Listed entries:
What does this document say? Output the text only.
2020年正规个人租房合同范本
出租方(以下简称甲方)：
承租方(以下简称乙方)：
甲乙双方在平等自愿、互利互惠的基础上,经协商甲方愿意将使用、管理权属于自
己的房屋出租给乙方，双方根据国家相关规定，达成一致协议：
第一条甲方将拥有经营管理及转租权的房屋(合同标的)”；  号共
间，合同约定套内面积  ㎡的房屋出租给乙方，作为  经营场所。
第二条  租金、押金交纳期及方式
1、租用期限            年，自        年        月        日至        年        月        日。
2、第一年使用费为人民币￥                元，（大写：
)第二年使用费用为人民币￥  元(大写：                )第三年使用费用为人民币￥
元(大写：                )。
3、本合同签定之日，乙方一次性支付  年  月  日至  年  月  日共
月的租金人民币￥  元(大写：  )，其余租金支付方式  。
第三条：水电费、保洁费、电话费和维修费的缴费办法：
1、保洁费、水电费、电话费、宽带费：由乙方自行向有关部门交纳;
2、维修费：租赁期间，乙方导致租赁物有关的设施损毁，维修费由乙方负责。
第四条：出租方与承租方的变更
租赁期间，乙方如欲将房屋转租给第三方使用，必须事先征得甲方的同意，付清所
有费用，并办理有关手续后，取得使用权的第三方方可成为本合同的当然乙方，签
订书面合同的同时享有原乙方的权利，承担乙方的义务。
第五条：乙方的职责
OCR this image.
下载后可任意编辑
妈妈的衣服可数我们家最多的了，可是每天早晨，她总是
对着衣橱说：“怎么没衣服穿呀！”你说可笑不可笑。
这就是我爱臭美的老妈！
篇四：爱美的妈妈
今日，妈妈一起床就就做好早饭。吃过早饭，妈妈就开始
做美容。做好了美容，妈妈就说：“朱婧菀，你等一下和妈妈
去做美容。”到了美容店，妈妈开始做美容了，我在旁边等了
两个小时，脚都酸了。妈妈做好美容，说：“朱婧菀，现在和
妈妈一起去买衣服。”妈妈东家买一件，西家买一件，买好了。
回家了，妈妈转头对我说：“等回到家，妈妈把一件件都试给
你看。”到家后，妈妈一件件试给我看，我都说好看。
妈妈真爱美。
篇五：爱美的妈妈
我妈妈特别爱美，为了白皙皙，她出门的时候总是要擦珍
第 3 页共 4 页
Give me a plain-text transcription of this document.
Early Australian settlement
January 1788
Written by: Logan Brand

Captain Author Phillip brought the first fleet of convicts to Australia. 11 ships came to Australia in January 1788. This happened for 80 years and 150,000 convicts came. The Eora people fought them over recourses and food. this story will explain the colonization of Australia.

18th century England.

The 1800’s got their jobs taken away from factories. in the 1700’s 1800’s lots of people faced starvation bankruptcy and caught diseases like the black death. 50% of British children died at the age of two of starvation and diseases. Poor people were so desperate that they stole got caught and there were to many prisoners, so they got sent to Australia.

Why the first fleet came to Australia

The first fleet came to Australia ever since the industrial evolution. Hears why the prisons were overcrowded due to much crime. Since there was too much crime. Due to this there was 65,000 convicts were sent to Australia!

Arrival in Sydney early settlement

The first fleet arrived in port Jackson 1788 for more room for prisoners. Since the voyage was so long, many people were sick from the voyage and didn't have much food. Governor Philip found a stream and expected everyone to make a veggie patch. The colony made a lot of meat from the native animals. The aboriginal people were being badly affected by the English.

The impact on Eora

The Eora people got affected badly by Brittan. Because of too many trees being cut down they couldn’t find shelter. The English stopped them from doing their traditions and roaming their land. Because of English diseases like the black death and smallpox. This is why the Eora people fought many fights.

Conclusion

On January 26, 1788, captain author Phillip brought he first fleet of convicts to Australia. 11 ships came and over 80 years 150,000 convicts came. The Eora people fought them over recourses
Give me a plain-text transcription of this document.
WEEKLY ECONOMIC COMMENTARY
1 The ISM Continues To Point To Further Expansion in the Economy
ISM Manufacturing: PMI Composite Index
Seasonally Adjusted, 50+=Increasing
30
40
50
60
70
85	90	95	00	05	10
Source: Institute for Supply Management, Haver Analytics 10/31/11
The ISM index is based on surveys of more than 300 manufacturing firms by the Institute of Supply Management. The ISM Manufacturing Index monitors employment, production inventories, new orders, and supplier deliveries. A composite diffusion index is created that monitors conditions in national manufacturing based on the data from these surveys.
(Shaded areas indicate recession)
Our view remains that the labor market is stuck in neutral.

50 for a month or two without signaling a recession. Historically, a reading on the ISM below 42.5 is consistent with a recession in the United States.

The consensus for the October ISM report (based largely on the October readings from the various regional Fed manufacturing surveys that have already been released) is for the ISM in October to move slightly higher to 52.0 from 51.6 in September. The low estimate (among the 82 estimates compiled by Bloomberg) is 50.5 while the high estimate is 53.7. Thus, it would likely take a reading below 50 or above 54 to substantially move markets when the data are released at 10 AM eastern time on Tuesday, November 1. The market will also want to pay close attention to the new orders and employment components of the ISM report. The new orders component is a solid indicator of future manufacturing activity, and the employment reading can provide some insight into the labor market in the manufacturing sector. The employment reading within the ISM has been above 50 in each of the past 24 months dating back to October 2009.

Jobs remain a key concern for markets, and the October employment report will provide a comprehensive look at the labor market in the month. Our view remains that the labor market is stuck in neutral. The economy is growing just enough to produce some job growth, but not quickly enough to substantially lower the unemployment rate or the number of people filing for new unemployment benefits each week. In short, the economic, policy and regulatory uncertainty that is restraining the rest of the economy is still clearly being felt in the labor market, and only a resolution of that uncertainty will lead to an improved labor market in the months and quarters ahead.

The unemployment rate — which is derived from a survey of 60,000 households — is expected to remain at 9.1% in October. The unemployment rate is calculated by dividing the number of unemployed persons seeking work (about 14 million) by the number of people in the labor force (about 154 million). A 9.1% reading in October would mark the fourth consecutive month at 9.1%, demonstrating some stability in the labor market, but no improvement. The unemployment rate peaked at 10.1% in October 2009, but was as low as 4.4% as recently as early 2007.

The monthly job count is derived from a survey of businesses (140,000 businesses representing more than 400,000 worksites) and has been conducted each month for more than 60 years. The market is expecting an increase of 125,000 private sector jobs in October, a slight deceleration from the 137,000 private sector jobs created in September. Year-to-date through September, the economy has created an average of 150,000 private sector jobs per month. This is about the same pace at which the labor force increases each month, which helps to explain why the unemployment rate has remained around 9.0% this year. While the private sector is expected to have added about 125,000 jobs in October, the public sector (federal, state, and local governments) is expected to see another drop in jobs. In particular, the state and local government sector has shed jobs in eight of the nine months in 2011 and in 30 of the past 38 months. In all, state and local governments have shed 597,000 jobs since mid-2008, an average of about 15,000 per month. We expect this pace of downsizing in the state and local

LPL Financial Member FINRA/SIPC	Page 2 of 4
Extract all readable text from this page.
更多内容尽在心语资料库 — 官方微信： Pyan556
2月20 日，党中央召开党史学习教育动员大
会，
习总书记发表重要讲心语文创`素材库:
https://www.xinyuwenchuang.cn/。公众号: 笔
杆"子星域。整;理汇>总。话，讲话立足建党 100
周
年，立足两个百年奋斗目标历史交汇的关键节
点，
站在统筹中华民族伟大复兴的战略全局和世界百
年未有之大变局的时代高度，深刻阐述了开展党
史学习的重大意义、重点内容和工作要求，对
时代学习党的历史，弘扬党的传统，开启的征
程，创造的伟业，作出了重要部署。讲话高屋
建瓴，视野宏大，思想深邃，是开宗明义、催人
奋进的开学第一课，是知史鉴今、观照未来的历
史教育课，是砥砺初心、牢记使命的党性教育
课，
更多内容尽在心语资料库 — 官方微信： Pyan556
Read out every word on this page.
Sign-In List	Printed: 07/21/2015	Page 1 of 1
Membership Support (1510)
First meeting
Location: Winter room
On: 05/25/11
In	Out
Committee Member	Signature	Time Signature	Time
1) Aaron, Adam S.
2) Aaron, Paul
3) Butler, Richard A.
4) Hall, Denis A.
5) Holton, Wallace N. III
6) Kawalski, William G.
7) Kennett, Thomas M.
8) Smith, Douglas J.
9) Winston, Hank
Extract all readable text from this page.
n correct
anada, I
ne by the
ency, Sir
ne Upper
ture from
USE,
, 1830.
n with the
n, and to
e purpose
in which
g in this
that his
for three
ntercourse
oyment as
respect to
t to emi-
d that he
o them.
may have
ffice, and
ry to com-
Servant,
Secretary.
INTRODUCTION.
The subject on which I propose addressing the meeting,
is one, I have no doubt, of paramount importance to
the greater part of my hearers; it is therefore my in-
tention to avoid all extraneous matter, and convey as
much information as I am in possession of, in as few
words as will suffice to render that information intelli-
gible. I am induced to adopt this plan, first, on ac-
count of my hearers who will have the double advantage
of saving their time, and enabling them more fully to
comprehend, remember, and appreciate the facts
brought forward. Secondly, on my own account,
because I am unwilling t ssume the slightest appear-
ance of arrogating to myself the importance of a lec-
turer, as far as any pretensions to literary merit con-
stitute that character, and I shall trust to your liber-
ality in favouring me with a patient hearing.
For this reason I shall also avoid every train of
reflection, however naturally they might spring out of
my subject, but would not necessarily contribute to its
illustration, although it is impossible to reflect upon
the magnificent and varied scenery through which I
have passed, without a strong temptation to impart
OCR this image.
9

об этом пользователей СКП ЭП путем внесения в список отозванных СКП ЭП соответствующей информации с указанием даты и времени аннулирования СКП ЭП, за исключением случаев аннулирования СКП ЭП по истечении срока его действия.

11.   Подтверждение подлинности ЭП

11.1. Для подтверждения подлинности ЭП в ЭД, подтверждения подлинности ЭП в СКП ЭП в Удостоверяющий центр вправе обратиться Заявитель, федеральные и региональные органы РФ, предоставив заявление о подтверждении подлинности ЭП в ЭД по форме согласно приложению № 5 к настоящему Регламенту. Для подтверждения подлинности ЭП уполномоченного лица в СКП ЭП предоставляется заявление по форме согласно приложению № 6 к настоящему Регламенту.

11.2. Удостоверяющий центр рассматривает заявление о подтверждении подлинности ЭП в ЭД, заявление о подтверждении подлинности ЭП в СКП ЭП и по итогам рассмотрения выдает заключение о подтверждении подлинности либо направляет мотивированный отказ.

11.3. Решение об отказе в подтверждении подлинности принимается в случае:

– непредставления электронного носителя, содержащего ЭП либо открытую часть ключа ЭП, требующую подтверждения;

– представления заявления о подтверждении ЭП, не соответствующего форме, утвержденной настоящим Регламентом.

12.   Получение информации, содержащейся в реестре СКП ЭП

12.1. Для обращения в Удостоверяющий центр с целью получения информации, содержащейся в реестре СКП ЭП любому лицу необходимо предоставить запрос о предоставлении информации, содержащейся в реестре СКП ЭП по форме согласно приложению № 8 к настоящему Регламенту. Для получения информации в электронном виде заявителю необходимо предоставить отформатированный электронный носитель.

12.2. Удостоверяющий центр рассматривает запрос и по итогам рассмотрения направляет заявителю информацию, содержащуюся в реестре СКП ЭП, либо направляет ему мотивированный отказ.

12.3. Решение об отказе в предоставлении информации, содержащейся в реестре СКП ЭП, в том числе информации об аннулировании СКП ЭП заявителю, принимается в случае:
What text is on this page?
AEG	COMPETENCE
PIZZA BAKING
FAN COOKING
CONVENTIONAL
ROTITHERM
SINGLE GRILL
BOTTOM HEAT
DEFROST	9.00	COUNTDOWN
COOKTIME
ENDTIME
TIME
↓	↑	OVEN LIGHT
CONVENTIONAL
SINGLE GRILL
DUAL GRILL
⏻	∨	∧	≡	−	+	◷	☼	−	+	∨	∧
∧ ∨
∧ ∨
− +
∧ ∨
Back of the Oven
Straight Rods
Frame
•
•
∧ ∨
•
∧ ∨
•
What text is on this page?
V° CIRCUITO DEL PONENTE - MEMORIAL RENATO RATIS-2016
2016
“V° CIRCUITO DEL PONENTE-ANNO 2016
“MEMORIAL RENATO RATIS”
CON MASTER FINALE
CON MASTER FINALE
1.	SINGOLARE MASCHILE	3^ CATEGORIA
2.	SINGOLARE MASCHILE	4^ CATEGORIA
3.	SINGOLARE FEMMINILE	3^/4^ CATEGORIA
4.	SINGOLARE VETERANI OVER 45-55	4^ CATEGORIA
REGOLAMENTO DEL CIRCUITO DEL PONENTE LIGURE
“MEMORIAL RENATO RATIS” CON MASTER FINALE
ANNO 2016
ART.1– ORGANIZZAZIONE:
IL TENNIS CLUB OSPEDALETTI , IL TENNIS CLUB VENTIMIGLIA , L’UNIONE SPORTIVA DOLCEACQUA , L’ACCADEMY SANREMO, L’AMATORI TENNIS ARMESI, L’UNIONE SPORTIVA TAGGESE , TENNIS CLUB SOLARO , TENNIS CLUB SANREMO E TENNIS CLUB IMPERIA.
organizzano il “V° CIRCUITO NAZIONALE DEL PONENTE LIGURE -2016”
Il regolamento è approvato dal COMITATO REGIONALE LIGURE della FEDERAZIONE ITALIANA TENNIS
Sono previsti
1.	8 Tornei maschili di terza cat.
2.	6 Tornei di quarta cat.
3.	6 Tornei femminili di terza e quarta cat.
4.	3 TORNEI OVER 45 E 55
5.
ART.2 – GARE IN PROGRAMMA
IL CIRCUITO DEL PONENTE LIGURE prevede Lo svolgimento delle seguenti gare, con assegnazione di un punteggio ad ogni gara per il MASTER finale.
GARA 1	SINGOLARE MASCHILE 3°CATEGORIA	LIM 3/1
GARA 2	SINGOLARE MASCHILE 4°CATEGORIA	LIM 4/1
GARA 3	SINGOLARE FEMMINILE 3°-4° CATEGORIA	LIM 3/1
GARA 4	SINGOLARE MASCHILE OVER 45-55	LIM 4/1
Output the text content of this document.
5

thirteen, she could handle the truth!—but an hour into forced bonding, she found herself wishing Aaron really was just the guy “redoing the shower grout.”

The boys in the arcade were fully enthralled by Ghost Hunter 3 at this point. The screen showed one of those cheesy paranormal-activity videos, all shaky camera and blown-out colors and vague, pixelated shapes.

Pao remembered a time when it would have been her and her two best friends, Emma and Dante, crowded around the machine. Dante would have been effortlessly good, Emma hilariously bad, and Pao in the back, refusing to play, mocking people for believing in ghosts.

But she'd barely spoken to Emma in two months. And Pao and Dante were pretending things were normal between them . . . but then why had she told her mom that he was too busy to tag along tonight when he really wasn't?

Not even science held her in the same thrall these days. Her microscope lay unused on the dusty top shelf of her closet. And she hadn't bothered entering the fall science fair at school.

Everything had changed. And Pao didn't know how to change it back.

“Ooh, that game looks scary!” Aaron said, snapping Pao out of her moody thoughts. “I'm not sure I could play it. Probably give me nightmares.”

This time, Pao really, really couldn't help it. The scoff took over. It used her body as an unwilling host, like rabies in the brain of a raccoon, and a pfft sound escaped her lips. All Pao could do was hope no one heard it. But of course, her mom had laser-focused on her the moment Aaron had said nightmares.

What is required: Above are the records; copy every line in them that holds the word "Emma".

Answer to the task:
Pao remembered a time when it would have been her and her two best friends, Emma and Dante, crowded around the machine. Dante would have been effortlessly good, Emma hilariously bad, and Pao in the back, refusing to play, mocking people for believing in ghosts.
But she'd barely spoken to Emma in two months. And Pao and Dante were pretending things were normal between them . . . but then why had she told her mom that he was too busy to tag along tonight when he really wasn't?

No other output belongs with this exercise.